=== PROBLEM DESCRIPTION ===
Scan the lines below for the word "subtitle". Copy each line you find it in.

=== DATA EXCERPTS ===

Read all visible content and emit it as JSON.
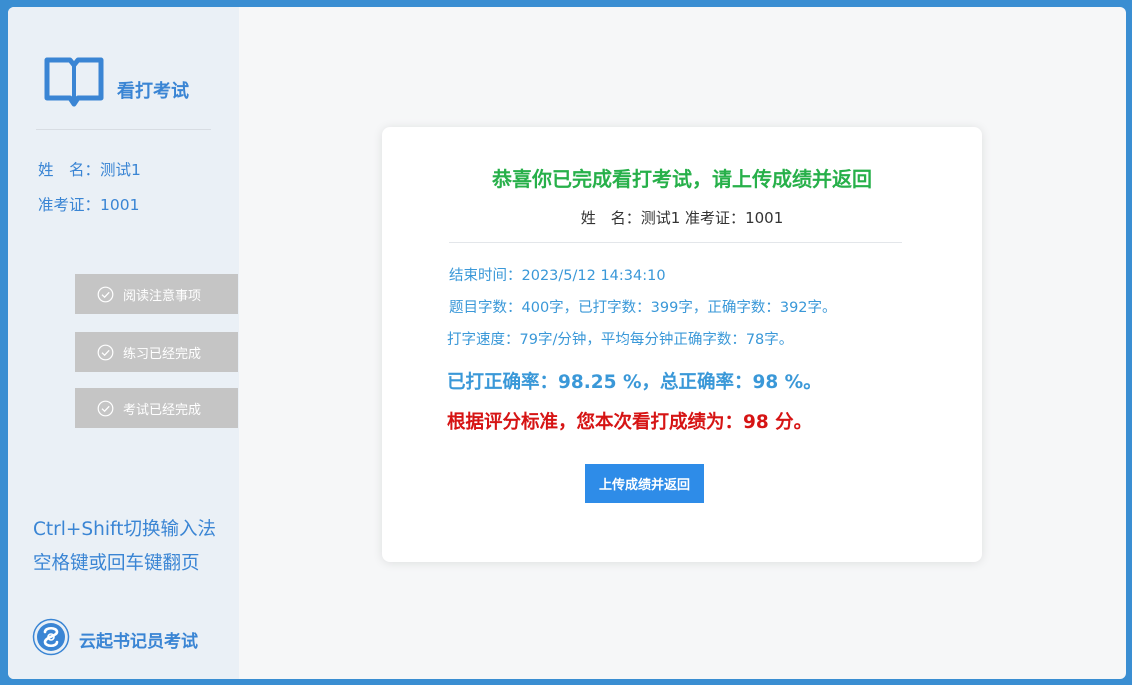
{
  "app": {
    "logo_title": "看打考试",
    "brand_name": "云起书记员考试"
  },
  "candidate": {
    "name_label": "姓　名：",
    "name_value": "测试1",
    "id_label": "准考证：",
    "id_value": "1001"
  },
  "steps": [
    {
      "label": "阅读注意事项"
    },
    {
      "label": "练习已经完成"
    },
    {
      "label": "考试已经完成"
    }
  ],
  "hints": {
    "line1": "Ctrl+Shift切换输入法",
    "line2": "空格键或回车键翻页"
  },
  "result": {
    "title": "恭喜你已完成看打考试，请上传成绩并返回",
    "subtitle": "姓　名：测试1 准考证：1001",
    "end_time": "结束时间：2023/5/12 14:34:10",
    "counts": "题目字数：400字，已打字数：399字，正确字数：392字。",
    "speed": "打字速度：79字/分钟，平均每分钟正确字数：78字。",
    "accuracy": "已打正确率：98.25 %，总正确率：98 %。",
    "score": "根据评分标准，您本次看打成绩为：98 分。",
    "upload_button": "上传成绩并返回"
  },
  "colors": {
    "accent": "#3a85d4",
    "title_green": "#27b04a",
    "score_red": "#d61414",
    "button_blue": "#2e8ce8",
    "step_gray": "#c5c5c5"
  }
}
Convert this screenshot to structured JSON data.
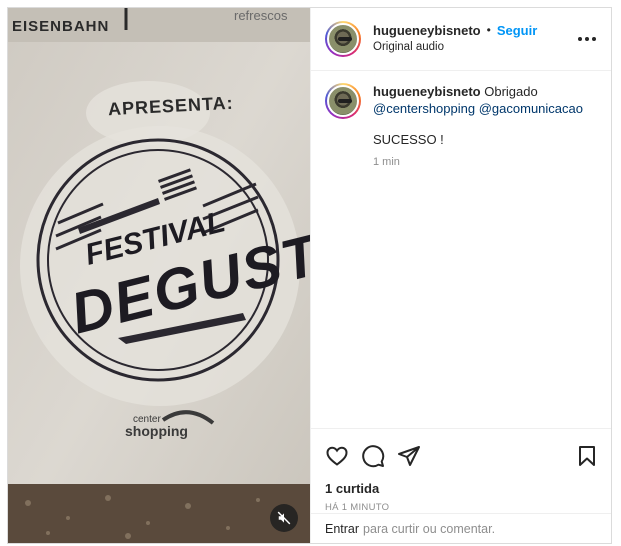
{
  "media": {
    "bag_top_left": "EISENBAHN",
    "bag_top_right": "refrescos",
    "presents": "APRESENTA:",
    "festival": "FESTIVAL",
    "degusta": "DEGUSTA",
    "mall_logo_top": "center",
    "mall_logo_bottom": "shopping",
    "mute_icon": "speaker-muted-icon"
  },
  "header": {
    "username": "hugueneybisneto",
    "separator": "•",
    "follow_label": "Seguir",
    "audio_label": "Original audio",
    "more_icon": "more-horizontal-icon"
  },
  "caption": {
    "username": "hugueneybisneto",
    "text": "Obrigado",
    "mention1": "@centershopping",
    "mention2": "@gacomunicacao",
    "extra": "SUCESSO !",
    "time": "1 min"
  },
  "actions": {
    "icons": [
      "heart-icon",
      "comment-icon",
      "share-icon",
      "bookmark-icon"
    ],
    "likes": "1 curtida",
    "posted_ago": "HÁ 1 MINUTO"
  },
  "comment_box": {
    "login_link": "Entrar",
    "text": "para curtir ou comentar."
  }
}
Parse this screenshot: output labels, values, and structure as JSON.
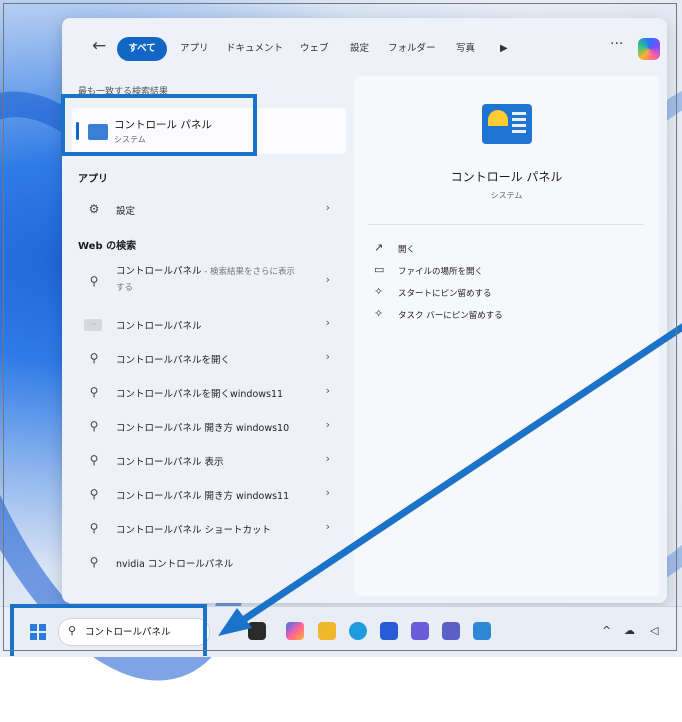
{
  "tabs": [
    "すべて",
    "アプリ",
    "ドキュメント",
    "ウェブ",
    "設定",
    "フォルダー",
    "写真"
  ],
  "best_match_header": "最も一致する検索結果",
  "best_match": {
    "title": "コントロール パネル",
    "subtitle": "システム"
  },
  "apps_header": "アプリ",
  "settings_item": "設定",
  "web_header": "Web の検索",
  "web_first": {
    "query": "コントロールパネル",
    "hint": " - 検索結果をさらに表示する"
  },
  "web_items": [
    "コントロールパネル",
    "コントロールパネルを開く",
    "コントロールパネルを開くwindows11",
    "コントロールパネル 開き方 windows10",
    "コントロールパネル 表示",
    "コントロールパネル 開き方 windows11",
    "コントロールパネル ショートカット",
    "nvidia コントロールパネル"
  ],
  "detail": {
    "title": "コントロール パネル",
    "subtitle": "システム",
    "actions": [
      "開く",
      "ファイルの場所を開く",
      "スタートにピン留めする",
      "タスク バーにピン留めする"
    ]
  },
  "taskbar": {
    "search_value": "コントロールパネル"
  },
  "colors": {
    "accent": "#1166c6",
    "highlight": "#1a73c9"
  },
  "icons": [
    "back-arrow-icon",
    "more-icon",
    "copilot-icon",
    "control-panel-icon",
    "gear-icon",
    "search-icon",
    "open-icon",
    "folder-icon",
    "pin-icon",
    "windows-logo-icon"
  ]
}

=== ANSWER TO THE PROBLEM ===
    "subtitle": "姓　名：测试1 准考证：1001",
    "subtitle": "システム"
    "subtitle": "システム",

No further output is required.